#### DIRECTIVE:
Give the count of lines that include the string "выигрышей". Add nothing to it.

— start of EXERCISE INPUTS —

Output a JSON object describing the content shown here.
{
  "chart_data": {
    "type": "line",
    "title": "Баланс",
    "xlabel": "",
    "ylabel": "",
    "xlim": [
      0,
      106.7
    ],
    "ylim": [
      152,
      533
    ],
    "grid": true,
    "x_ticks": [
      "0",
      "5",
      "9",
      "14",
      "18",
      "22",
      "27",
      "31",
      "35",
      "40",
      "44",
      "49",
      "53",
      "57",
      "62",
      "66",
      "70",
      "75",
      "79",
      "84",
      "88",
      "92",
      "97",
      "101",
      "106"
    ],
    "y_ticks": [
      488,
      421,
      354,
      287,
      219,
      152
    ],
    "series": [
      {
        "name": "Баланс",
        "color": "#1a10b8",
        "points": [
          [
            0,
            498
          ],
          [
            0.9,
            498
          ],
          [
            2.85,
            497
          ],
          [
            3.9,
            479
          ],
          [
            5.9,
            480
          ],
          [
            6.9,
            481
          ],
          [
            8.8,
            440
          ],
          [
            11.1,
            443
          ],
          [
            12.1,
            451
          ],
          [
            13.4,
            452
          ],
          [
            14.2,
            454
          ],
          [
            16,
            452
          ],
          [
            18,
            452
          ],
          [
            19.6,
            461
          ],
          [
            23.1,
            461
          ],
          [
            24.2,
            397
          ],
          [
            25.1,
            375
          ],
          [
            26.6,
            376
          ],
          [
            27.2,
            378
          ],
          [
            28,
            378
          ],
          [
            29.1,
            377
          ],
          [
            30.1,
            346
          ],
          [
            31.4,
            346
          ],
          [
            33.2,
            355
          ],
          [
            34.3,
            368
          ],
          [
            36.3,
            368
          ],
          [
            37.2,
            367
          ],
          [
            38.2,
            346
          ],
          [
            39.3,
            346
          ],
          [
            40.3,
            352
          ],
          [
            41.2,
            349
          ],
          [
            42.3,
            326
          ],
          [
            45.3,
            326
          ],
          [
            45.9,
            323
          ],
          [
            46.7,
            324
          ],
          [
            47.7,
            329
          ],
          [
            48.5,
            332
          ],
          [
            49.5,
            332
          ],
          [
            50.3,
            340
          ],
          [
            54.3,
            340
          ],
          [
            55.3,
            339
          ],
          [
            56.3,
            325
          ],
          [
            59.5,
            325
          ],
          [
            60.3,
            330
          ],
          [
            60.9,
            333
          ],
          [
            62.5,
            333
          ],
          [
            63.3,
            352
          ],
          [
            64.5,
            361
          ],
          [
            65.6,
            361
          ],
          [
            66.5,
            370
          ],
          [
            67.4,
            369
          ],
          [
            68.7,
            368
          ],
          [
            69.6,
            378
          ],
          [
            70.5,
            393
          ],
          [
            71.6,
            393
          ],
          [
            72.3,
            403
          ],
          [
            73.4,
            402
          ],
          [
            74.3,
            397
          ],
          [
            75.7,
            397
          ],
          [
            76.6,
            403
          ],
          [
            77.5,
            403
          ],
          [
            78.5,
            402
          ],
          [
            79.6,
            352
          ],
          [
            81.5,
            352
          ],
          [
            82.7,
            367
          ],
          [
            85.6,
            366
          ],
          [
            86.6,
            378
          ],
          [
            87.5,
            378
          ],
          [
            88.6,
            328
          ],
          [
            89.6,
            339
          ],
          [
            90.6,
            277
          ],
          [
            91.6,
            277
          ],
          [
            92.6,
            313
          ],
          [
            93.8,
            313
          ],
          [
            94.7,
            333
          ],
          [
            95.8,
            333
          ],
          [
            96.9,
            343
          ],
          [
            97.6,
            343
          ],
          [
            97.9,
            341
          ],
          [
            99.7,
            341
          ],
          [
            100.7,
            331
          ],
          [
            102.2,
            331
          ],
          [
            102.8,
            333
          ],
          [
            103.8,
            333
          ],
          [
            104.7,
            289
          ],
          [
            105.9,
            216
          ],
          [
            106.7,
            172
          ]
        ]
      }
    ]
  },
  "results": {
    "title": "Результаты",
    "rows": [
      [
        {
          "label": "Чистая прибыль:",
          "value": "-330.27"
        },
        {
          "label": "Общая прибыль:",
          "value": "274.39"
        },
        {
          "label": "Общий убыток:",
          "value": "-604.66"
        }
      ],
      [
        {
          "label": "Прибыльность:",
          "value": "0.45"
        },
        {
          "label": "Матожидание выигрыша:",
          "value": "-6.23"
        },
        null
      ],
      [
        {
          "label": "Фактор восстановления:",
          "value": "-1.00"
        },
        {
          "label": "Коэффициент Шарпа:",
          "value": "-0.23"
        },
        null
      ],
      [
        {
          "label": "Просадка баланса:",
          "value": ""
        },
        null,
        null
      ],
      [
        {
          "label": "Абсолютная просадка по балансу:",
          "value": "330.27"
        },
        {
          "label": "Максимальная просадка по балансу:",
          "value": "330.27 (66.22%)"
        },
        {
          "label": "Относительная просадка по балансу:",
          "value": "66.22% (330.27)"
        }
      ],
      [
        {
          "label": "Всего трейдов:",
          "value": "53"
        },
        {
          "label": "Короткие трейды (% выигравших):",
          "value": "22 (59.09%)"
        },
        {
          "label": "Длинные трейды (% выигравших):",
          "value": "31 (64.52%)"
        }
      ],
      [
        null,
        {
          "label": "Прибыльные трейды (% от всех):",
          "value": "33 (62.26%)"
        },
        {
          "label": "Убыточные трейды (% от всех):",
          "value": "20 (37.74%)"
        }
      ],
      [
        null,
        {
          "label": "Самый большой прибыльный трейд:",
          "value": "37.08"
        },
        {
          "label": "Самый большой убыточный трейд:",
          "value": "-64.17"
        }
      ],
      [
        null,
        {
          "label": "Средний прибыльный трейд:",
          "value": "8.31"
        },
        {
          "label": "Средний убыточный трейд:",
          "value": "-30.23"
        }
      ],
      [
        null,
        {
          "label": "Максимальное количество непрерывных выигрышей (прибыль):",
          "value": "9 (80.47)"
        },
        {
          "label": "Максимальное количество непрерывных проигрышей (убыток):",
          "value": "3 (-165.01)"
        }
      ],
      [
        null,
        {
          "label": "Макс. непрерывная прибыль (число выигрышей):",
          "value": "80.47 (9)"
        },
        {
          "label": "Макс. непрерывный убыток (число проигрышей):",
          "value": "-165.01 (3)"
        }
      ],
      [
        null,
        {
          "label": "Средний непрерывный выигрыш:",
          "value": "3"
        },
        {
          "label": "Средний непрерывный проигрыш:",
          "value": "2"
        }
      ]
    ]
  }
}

— end of EXERCISE INPUTS —

#### ANSWER FOR THE TASK:
2